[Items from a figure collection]
┌──
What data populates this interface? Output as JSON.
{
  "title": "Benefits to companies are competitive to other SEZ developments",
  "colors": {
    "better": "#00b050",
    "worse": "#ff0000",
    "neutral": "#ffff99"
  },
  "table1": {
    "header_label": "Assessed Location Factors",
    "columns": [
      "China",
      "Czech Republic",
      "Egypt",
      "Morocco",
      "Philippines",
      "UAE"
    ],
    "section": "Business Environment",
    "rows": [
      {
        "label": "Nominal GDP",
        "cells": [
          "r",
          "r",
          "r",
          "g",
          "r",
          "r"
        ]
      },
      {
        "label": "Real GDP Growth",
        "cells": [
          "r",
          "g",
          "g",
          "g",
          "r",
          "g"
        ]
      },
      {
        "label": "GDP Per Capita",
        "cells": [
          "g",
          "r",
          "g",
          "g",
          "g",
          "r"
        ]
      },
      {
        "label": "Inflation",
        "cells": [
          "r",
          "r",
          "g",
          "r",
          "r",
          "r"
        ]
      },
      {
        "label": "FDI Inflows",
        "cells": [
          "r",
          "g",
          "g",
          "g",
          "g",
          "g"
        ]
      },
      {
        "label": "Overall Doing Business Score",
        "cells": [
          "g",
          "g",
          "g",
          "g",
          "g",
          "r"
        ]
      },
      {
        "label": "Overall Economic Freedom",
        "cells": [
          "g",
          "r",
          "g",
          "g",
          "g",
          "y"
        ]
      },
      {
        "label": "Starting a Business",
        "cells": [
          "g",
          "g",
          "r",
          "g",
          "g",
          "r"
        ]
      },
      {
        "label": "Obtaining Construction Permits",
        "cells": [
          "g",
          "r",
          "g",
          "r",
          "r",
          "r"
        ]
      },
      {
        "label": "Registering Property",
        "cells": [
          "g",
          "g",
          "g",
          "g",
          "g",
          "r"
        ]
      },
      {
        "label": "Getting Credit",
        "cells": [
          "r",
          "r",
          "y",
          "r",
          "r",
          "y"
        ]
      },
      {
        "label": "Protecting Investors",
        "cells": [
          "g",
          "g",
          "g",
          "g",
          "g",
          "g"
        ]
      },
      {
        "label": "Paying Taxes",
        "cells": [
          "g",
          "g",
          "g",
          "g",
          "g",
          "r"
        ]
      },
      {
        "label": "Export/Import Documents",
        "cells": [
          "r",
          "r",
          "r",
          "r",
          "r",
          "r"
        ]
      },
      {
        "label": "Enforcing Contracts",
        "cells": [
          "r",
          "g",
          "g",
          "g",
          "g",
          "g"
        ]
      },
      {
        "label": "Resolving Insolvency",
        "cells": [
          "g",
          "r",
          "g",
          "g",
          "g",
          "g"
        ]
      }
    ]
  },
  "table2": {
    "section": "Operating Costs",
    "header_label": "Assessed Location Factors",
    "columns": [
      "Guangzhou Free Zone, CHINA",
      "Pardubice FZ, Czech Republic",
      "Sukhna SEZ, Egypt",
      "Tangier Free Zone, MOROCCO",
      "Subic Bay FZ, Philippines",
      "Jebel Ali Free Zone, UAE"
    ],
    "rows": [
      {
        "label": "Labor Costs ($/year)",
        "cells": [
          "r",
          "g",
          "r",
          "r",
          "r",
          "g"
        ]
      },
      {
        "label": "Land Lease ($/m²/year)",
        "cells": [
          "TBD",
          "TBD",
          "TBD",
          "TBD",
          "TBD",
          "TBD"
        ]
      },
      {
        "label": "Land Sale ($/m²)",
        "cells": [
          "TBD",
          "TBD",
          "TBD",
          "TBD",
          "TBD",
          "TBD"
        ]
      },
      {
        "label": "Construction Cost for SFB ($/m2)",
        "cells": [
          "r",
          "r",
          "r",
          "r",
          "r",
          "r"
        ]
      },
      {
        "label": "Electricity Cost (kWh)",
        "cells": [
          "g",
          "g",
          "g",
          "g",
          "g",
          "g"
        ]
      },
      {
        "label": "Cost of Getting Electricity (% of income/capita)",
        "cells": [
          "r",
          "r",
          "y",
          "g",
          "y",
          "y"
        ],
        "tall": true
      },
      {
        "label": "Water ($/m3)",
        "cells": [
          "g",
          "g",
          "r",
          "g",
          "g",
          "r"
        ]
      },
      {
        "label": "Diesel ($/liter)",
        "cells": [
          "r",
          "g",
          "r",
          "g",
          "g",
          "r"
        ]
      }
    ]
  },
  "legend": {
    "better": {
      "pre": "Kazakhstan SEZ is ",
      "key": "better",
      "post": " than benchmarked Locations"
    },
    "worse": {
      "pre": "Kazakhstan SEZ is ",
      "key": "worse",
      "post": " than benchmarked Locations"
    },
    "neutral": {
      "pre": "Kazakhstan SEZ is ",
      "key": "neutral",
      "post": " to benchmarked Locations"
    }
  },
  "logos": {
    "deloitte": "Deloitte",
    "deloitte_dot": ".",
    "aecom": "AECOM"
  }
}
└──
Your objective:
Return the entries above exactly as they appear.

Solution to this exercise:
What data populates this interface? Output as JSON.
{
  "title": "Benefits to companies are competitive to other SEZ developments",
  "colors": {
    "better": "#00b050",
    "worse": "#ff0000",
    "neutral": "#ffff99"
  },
  "table1": {
    "header_label": "Assessed Location Factors",
    "columns": [
      "China",
      "Czech Republic",
      "Egypt",
      "Morocco",
      "Philippines",
      "UAE"
    ],
    "section": "Business Environment",
    "rows": [
      {
        "label": "Nominal GDP",
        "cells": [
          "r",
          "r",
          "r",
          "g",
          "r",
          "r"
        ]
      },
      {
        "label": "Real GDP Growth",
        "cells": [
          "r",
          "g",
          "g",
          "g",
          "r",
          "g"
        ]
      },
      {
        "label": "GDP Per Capita",
        "cells": [
          "g",
          "r",
          "g",
          "g",
          "g",
          "r"
        ]
      },
      {
        "label": "Inflation",
        "cells": [
          "r",
          "r",
          "g",
          "r",
          "r",
          "r"
        ]
      },
      {
        "label": "FDI Inflows",
        "cells": [
          "r",
          "g",
          "g",
          "g",
          "g",
          "g"
        ]
      },
      {
        "label": "Overall Doing Business Score",
        "cells": [
          "g",
          "g",
          "g",
          "g",
          "g",
          "r"
        ]
      },
      {
        "label": "Overall Economic Freedom",
        "cells": [
          "g",
          "r",
          "g",
          "g",
          "g",
          "y"
        ]
      },
      {
        "label": "Starting a Business",
        "cells": [
          "g",
          "g",
          "r",
          "g",
          "g",
          "r"
        ]
      },
      {
        "label": "Obtaining Construction Permits",
        "cells": [
          "g",
          "r",
          "g",
          "r",
          "r",
          "r"
        ]
      },
      {
        "label": "Registering Property",
        "cells": [
          "g",
          "g",
          "g",
          "g",
          "g",
          "r"
        ]
      },
      {
        "label": "Getting Credit",
        "cells": [
          "r",
          "r",
          "y",
          "r",
          "r",
          "y"
        ]
      },
      {
        "label": "Protecting Investors",
        "cells": [
          "g",
          "g",
          "g",
          "g",
          "g",
          "g"
        ]
      },
      {
        "label": "Paying Taxes",
        "cells": [
          "g",
          "g",
          "g",
          "g",
          "g",
          "r"
        ]
      },
      {
        "label": "Export/Import Documents",
        "cells": [
          "r",
          "r",
          "r",
          "r",
          "r",
          "r"
        ]
      },
      {
        "label": "Enforcing Contracts",
        "cells": [
          "r",
          "g",
          "g",
          "g",
          "g",
          "g"
        ]
      },
      {
        "label": "Resolving Insolvency",
        "cells": [
          "g",
          "r",
          "g",
          "g",
          "g",
          "g"
        ]
      }
    ]
  },
  "table2": {
    "section": "Operating Costs",
    "header_label": "Assessed Location Factors",
    "columns": [
      "Guangzhou Free Zone, CHINA",
      "Pardubice FZ, Czech Republic",
      "Sukhna SEZ, Egypt",
      "Tangier Free Zone, MOROCCO",
      "Subic Bay FZ, Philippines",
      "Jebel Ali Free Zone, UAE"
    ],
    "rows": [
      {
        "label": "Labor Costs ($/year)",
        "cells": [
          "r",
          "g",
          "r",
          "r",
          "r",
          "g"
        ]
      },
      {
        "label": "Land Lease ($/m²/year)",
        "cells": [
          "TBD",
          "TBD",
          "TBD",
          "TBD",
          "TBD",
          "TBD"
        ]
      },
      {
        "label": "Land Sale ($/m²)",
        "cells": [
          "TBD",
          "TBD",
          "TBD",
          "TBD",
          "TBD",
          "TBD"
        ]
      },
      {
        "label": "Construction Cost for SFB ($/m2)",
        "cells": [
          "r",
          "r",
          "r",
          "r",
          "r",
          "r"
        ]
      },
      {
        "label": "Electricity Cost (kWh)",
        "cells": [
          "g",
          "g",
          "g",
          "g",
          "g",
          "g"
        ]
      },
      {
        "label": "Cost of Getting Electricity (% of income/capita)",
        "cells": [
          "r",
          "r",
          "y",
          "g",
          "y",
          "y"
        ],
        "tall": true
      },
      {
        "label": "Water ($/m3)",
        "cells": [
          "g",
          "g",
          "r",
          "g",
          "g",
          "r"
        ]
      },
      {
        "label": "Diesel ($/liter)",
        "cells": [
          "r",
          "g",
          "r",
          "g",
          "g",
          "r"
        ]
      }
    ]
  },
  "legend": {
    "better": {
      "pre": "Kazakhstan SEZ is ",
      "key": "better",
      "post": " than benchmarked Locations"
    },
    "worse": {
      "pre": "Kazakhstan SEZ is ",
      "key": "worse",
      "post": " than benchmarked Locations"
    },
    "neutral": {
      "pre": "Kazakhstan SEZ is ",
      "key": "neutral",
      "post": " to benchmarked Locations"
    }
  },
  "logos": {
    "deloitte": "Deloitte",
    "deloitte_dot": ".",
    "aecom": "AECOM"
  }
}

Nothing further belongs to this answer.